Copy all the data exactly, except the pictures.

** Start **

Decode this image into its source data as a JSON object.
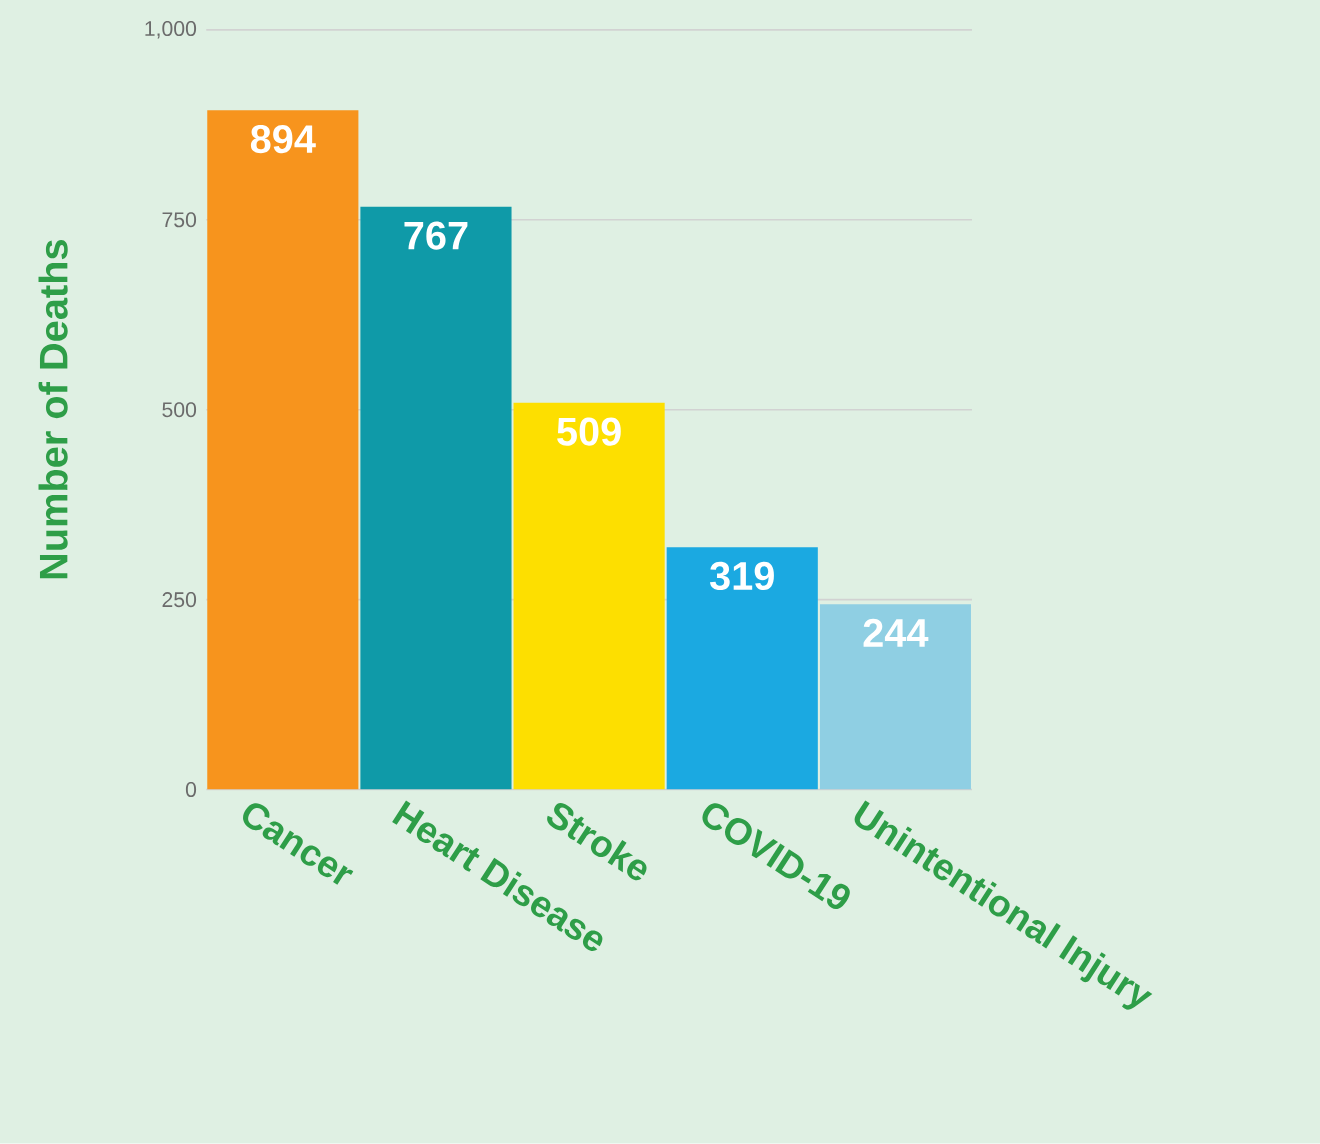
{
  "chart_data": {
    "type": "bar",
    "ylabel": "Number of Deaths",
    "categories": [
      "Cancer",
      "Heart Disease",
      "Stroke",
      "COVID-19",
      "Unintentional Injury"
    ],
    "values": [
      894,
      767,
      509,
      319,
      244
    ],
    "colors": [
      "#f7941d",
      "#0f9aa8",
      "#fddf00",
      "#1ba9e1",
      "#8fcfe3"
    ],
    "ylim": [
      0,
      1000
    ],
    "yticks": [
      0,
      250,
      500,
      750,
      {
        "value": 1000,
        "label": "1,000"
      }
    ],
    "grid": "y",
    "data_labels": true
  }
}
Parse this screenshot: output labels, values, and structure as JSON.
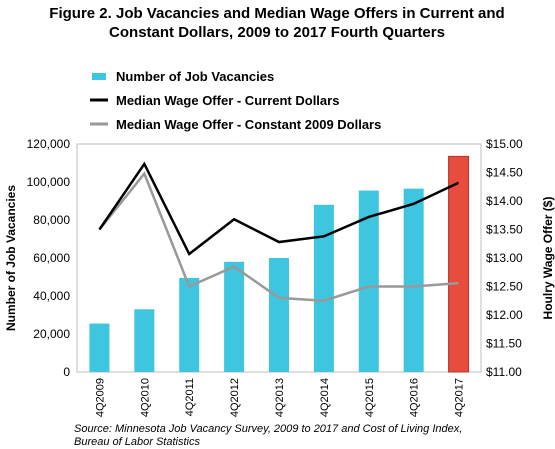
{
  "title_line1": "Figure 2. Job Vacancies and Median Wage Offers in Current and",
  "title_line2": "Constant Dollars, 2009 to 2017 Fourth Quarters",
  "source_line1": "Source: Minnesota Job Vacancy Survey, 2009 to 2017 and Cost of Living Index,",
  "source_line2": "Bureau of Labor Statistics",
  "colors": {
    "bar": "#3ec5e0",
    "bar_highlight": "#e84c3d",
    "current": "#000000",
    "constant": "#999999"
  },
  "chart_data": {
    "type": "bar",
    "categories": [
      "4Q2009",
      "4Q2010",
      "4Q2011",
      "4Q2012",
      "4Q2013",
      "4Q2014",
      "4Q2015",
      "4Q2016",
      "4Q2017"
    ],
    "ylabel": "Number of Job Vacancies",
    "ylabel_right": "Houlry Wage Offer ($)",
    "ylim": [
      0,
      120000
    ],
    "ylim_right": [
      11.0,
      15.0
    ],
    "yticks": [
      "0",
      "20,000",
      "40,000",
      "60,000",
      "80,000",
      "100,000",
      "120,000"
    ],
    "yticks_right": [
      "$11.00",
      "$11.50",
      "$12.00",
      "$12.50",
      "$13.00",
      "$13.50",
      "$14.00",
      "$14.50",
      "$15.00"
    ],
    "grid": false,
    "legend_position": "top-left",
    "series": [
      {
        "name": "Number of Job Vacancies",
        "type": "bar",
        "axis": "left",
        "values": [
          25500,
          33000,
          49500,
          58000,
          60000,
          88000,
          95500,
          96500,
          113500
        ]
      },
      {
        "name": "Median Wage Offer - Current Dollars",
        "type": "line",
        "axis": "right",
        "values": [
          13.5,
          14.65,
          13.07,
          13.68,
          13.28,
          13.38,
          13.72,
          13.95,
          14.32
        ]
      },
      {
        "name": "Median Wage Offer - Constant 2009 Dollars",
        "type": "line",
        "axis": "right",
        "values": [
          13.5,
          14.48,
          12.5,
          12.85,
          12.3,
          12.25,
          12.5,
          12.5,
          12.56
        ]
      }
    ]
  }
}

** End **

◆ FINAL RESULT
Decode this image into its source data as a JSON object.
{
  "chart_data": {
    "type": "bar",
    "ylabel": "Number of Deaths",
    "categories": [
      "Cancer",
      "Heart Disease",
      "Stroke",
      "COVID-19",
      "Unintentional Injury"
    ],
    "values": [
      894,
      767,
      509,
      319,
      244
    ],
    "colors": [
      "#f7941d",
      "#0f9aa8",
      "#fddf00",
      "#1ba9e1",
      "#8fcfe3"
    ],
    "ylim": [
      0,
      1000
    ],
    "yticks": [
      0,
      250,
      500,
      750,
      {
        "value": 1000,
        "label": "1,000"
      }
    ],
    "grid": "y",
    "data_labels": true
  }
}
Parse this screenshot: output labels, values, and structure as JSON.
{
  "title_line1": "Figure 2. Job Vacancies and Median Wage Offers in Current and",
  "title_line2": "Constant Dollars, 2009 to 2017 Fourth Quarters",
  "source_line1": "Source: Minnesota Job Vacancy Survey, 2009 to 2017 and Cost of Living Index,",
  "source_line2": "Bureau of Labor Statistics",
  "colors": {
    "bar": "#3ec5e0",
    "bar_highlight": "#e84c3d",
    "current": "#000000",
    "constant": "#999999"
  },
  "chart_data": {
    "type": "bar",
    "categories": [
      "4Q2009",
      "4Q2010",
      "4Q2011",
      "4Q2012",
      "4Q2013",
      "4Q2014",
      "4Q2015",
      "4Q2016",
      "4Q2017"
    ],
    "ylabel": "Number of Job Vacancies",
    "ylabel_right": "Houlry Wage Offer ($)",
    "ylim": [
      0,
      120000
    ],
    "ylim_right": [
      11.0,
      15.0
    ],
    "yticks": [
      "0",
      "20,000",
      "40,000",
      "60,000",
      "80,000",
      "100,000",
      "120,000"
    ],
    "yticks_right": [
      "$11.00",
      "$11.50",
      "$12.00",
      "$12.50",
      "$13.00",
      "$13.50",
      "$14.00",
      "$14.50",
      "$15.00"
    ],
    "grid": false,
    "legend_position": "top-left",
    "series": [
      {
        "name": "Number of Job Vacancies",
        "type": "bar",
        "axis": "left",
        "values": [
          25500,
          33000,
          49500,
          58000,
          60000,
          88000,
          95500,
          96500,
          113500
        ]
      },
      {
        "name": "Median Wage Offer - Current Dollars",
        "type": "line",
        "axis": "right",
        "values": [
          13.5,
          14.65,
          13.07,
          13.68,
          13.28,
          13.38,
          13.72,
          13.95,
          14.32
        ]
      },
      {
        "name": "Median Wage Offer - Constant 2009 Dollars",
        "type": "line",
        "axis": "right",
        "values": [
          13.5,
          14.48,
          12.5,
          12.85,
          12.3,
          12.25,
          12.5,
          12.5,
          12.56
        ]
      }
    ]
  }
}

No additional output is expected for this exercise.